Short exercise
Work out the number of lines in the listing that include the string "Nicolau". Reply with that number alone.

Data listing

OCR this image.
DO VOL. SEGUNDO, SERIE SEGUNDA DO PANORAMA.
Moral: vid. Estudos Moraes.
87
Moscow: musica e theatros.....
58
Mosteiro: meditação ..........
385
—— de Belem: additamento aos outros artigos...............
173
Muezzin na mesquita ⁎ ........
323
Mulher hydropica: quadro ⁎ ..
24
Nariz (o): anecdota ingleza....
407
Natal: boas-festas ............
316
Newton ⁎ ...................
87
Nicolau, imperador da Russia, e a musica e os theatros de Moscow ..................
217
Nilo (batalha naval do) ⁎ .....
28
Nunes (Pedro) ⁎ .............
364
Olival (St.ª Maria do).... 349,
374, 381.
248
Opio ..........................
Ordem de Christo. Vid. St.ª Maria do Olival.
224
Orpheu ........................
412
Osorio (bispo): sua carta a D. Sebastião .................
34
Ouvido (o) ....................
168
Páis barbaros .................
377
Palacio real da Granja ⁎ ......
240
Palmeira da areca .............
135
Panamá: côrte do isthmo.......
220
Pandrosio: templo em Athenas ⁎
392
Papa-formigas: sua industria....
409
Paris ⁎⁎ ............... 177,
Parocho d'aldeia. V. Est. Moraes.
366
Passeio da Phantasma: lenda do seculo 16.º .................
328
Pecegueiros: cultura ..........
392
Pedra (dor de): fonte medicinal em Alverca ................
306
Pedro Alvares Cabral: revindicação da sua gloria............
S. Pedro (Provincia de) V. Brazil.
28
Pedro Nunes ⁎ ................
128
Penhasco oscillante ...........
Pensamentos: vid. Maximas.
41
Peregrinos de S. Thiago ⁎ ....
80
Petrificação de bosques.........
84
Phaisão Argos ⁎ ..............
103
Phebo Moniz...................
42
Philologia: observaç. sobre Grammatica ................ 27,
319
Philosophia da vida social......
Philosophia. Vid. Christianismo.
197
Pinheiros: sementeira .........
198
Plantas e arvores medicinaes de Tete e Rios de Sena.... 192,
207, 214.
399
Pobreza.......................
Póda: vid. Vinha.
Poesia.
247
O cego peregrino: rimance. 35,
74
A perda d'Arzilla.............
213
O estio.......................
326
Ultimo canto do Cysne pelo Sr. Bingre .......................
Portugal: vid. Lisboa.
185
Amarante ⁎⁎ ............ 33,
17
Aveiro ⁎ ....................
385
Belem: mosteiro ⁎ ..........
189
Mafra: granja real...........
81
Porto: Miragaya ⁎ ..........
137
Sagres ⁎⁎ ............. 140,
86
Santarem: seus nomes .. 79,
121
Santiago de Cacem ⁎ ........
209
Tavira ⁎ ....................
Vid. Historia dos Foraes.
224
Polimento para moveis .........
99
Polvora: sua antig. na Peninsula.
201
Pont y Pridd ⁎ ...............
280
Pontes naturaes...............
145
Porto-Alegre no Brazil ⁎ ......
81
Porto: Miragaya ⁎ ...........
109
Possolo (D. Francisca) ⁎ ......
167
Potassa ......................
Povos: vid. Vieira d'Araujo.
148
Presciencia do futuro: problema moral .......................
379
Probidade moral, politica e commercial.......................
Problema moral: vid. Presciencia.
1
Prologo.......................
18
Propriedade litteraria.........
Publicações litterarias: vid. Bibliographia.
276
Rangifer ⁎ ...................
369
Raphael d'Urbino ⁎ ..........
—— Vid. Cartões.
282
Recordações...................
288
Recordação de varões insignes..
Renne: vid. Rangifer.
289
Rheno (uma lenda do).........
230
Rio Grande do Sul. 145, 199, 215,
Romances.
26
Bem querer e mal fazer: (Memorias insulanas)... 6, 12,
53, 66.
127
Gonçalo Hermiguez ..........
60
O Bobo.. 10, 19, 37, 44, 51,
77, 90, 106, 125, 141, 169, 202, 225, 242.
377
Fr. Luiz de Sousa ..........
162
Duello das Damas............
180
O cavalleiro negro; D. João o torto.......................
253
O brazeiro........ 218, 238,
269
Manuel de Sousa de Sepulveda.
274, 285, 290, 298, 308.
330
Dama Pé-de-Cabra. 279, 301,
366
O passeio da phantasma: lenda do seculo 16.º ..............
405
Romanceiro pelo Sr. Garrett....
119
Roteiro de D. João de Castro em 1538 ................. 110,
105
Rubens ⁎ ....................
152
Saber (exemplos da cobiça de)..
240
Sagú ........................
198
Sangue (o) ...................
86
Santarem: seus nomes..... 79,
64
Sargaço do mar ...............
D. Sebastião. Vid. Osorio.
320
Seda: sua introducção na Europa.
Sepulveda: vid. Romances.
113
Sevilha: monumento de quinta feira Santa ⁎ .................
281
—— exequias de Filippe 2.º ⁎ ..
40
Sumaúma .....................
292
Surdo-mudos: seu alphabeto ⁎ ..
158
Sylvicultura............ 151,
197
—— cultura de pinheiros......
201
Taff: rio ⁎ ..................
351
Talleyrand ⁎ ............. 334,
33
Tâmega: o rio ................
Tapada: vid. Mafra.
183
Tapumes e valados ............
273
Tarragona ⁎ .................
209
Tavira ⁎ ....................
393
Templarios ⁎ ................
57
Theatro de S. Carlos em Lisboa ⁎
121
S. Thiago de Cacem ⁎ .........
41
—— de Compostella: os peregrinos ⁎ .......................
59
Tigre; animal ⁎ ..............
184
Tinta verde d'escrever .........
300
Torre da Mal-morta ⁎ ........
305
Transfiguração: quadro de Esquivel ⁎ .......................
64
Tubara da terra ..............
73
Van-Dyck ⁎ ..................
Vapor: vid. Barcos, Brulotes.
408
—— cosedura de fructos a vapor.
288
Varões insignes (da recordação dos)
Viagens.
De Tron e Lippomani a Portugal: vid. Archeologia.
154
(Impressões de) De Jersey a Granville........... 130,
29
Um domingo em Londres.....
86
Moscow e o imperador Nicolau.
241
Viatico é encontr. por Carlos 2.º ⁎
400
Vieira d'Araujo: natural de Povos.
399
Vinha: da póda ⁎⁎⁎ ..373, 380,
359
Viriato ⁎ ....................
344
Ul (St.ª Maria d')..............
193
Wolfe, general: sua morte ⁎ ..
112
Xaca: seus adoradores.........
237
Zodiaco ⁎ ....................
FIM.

Exercise solution
2